====== RECORDS TO USE ======
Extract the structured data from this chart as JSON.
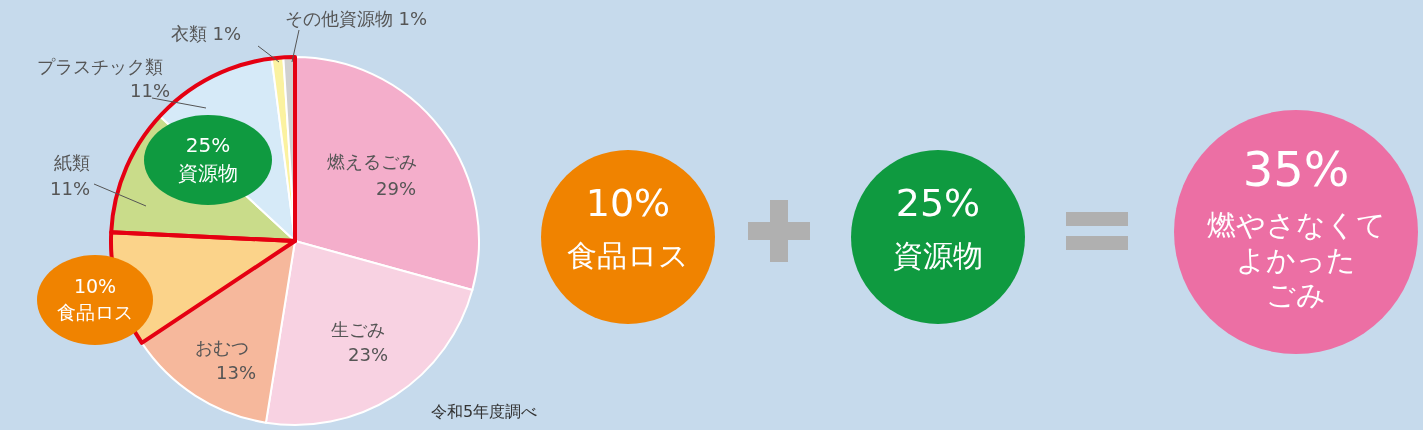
{
  "chart_data": {
    "type": "pie",
    "categories": [
      "燃えるごみ",
      "生ごみ",
      "おむつ",
      "食品ロス",
      "紙類",
      "プラスチック類",
      "衣類",
      "その他資源物"
    ],
    "values": [
      29,
      23,
      13,
      10,
      11,
      11,
      1,
      1
    ],
    "value_labels": [
      "29%",
      "23%",
      "13%",
      "10%",
      "11%",
      "11%",
      "1%",
      "1%"
    ],
    "colors": [
      "#f4aecb",
      "#f8d2e2",
      "#f6b89c",
      "#fbd38a",
      "#c9dc8a",
      "#d6eaf8",
      "#fbf2a0",
      "#d0d0d0"
    ],
    "annotations": [
      "25%",
      "資源物",
      "10%",
      "食品ロス",
      "25%",
      "資源物",
      "35%",
      "燃やさなくて",
      "よかった",
      "ごみ",
      "令和5年度調べ"
    ]
  }
}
======
Print out the whole of the material word for word, without pictures.

Extract the structured data from this chart as JSON.
{
  "chart_data": {
    "type": "pie",
    "categories": [
      "燃えるごみ",
      "生ごみ",
      "おむつ",
      "食品ロス",
      "紙類",
      "プラスチック類",
      "衣類",
      "その他資源物"
    ],
    "values": [
      29,
      23,
      13,
      10,
      11,
      11,
      1,
      1
    ],
    "value_labels": [
      "29%",
      "23%",
      "13%",
      "10%",
      "11%",
      "11%",
      "1%",
      "1%"
    ],
    "colors": [
      "#f4aecb",
      "#f8d2e2",
      "#f6b89c",
      "#fbd38a",
      "#c9dc8a",
      "#d6eaf8",
      "#fbf2a0",
      "#d0d0d0"
    ],
    "annotations": [
      "25%",
      "資源物",
      "10%",
      "食品ロス",
      "25%",
      "資源物",
      "35%",
      "燃やさなくて",
      "よかった",
      "ごみ",
      "令和5年度調べ"
    ]
  }
}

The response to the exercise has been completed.